▶ _INPUT MATERIAL_
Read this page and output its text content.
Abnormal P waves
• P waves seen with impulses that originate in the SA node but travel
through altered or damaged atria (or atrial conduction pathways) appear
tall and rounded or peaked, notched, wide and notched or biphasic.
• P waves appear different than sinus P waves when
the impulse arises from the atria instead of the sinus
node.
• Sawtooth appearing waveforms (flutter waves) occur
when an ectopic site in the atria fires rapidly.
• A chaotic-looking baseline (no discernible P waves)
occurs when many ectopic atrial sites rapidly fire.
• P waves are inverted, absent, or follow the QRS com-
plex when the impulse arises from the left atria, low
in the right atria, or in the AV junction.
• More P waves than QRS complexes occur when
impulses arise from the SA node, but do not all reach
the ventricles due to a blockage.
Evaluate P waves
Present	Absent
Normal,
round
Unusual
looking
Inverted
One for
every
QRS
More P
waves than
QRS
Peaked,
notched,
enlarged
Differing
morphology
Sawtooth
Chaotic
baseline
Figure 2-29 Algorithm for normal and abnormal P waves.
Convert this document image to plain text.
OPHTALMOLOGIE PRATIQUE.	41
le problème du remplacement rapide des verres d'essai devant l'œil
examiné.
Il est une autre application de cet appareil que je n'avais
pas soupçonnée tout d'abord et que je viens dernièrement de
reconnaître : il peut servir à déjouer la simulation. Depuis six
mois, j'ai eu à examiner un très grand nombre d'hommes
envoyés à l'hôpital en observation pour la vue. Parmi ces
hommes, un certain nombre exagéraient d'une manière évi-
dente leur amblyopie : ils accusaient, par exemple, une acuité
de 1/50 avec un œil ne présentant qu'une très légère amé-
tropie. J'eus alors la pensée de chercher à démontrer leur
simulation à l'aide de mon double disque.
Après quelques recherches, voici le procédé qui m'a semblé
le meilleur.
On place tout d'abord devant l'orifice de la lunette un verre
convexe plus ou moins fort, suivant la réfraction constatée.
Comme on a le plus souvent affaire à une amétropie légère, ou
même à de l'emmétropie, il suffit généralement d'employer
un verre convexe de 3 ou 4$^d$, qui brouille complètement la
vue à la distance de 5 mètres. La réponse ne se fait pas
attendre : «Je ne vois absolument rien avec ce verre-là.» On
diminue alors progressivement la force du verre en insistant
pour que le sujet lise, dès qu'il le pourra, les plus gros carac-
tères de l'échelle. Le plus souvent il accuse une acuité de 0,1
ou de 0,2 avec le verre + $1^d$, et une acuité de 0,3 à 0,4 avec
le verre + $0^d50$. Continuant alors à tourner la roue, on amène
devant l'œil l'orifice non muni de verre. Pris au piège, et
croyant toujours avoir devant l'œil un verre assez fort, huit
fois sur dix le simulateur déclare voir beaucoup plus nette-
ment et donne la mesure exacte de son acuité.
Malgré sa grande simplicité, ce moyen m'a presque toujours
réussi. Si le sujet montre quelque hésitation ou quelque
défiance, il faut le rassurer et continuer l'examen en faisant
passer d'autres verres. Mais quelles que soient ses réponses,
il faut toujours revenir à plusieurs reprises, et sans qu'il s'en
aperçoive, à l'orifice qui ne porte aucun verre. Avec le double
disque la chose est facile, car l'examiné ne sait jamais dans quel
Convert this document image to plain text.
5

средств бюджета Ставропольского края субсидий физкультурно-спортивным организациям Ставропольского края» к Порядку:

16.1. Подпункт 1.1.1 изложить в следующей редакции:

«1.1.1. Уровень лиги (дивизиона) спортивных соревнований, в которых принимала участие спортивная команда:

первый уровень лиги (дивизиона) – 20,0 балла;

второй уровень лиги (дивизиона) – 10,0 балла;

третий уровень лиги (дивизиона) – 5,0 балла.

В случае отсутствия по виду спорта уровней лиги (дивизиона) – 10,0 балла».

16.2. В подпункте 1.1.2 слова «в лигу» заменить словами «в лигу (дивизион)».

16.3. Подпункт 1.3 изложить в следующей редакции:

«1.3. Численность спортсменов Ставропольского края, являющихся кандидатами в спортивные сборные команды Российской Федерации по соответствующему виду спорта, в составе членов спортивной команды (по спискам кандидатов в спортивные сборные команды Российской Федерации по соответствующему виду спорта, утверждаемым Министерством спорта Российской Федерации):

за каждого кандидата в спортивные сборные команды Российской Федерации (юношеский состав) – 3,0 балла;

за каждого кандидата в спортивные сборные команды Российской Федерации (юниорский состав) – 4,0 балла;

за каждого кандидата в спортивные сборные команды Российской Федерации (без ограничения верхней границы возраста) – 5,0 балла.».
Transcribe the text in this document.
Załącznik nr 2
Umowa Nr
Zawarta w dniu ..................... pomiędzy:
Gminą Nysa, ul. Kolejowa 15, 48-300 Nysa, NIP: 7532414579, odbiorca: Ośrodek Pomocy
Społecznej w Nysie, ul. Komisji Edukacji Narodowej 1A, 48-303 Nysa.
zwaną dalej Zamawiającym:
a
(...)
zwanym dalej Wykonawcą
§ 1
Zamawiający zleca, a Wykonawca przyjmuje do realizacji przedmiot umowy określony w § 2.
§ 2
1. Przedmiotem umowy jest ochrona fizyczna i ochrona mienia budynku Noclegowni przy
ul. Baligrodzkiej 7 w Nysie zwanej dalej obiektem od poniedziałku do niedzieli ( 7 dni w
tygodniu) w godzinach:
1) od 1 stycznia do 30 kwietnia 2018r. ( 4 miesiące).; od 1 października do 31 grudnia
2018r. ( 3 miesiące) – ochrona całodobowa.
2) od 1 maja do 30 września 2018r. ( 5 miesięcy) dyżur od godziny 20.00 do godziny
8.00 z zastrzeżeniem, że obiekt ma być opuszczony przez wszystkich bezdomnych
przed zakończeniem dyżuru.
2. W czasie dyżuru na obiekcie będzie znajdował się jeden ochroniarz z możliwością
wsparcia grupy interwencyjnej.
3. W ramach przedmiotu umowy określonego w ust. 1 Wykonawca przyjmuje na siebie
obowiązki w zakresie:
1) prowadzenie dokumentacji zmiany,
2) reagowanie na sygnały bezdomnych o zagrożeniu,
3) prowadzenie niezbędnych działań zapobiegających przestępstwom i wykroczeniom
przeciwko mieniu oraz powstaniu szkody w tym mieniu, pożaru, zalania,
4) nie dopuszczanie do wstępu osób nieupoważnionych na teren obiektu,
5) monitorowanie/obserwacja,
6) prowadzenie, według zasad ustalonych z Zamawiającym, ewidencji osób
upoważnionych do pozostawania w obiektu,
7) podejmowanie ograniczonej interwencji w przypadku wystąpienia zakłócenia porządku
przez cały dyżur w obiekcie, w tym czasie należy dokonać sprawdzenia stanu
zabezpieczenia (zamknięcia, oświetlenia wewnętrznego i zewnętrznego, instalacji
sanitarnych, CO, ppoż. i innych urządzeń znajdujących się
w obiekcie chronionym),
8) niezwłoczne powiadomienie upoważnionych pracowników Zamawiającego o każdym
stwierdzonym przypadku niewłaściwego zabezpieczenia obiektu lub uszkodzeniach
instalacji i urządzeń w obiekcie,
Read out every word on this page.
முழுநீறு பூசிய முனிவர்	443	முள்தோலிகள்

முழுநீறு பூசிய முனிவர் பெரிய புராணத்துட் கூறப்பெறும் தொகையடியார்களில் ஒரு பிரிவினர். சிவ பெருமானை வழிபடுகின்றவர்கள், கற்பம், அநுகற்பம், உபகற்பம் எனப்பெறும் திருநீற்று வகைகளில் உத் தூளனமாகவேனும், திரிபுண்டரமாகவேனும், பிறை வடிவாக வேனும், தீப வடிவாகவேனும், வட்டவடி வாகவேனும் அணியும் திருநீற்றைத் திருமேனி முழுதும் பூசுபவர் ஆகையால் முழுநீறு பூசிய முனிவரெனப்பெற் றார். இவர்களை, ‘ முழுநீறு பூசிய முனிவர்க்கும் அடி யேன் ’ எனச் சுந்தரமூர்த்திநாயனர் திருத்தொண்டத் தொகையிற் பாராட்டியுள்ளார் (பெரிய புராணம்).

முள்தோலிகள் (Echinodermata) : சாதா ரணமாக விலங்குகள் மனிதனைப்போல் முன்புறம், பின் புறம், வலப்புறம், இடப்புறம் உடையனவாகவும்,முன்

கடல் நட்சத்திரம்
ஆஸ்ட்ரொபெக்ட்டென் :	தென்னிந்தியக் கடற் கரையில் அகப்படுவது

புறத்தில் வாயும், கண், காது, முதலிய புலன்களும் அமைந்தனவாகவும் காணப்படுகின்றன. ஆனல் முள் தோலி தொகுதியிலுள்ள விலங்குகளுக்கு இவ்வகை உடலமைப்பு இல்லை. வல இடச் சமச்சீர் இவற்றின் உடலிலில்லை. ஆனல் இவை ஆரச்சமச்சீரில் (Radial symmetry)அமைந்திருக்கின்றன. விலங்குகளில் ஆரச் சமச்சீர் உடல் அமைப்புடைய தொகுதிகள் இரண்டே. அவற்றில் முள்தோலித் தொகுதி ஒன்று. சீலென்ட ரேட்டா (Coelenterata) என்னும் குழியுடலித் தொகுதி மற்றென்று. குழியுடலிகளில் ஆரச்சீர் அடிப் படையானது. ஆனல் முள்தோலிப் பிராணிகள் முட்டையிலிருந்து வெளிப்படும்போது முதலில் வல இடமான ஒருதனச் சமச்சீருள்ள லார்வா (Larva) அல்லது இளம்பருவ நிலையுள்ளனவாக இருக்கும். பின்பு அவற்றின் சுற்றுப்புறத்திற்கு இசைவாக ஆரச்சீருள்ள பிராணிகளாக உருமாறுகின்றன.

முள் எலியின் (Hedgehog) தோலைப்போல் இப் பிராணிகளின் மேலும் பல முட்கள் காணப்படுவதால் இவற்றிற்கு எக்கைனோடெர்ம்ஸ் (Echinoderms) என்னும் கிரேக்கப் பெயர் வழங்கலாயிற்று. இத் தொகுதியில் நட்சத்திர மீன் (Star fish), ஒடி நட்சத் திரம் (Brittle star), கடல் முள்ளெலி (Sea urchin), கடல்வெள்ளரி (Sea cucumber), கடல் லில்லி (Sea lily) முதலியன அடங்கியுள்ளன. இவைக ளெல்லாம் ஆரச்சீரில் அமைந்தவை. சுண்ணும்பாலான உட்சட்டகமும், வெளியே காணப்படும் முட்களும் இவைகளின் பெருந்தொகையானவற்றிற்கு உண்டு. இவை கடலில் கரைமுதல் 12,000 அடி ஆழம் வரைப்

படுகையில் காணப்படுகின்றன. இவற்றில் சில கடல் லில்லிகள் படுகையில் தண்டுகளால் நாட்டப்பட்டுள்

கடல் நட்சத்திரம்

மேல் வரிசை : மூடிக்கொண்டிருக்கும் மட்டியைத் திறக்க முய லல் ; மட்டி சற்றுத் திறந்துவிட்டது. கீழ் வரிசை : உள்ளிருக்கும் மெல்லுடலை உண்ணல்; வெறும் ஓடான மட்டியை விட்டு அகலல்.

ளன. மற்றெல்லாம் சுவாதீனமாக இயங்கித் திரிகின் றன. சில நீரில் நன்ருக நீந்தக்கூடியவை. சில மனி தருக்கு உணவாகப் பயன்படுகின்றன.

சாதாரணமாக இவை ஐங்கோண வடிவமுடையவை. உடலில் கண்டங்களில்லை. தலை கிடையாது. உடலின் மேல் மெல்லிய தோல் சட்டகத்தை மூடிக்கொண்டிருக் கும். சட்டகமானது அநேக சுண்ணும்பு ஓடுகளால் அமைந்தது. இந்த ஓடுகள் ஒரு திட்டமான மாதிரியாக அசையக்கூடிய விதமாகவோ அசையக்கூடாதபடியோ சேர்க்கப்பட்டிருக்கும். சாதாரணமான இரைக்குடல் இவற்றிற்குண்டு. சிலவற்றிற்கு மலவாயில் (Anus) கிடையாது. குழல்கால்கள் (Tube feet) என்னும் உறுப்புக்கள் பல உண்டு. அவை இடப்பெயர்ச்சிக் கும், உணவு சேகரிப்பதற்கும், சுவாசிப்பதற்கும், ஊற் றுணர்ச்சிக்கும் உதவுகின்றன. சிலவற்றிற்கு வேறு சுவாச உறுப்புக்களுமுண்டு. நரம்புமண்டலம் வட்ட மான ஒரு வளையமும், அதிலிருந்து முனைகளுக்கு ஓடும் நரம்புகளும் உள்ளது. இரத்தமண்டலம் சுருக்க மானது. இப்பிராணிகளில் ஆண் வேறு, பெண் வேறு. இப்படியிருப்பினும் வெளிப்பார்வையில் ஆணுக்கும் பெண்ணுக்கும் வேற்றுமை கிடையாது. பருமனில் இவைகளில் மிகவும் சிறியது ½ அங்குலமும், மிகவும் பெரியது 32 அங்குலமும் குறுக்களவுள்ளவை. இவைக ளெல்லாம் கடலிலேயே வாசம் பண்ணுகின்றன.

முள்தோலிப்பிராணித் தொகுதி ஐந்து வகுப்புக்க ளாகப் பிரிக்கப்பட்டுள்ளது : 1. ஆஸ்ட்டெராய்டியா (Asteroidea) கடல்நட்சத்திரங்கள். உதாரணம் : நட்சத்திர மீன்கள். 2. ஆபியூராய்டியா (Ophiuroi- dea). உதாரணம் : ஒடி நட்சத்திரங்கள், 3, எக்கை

▶ _THE PROBLEM_
Above are entries; state the number of lines among them that contain "Sawtooth", and nothing else.

▶ _FULL OUTPUT_
2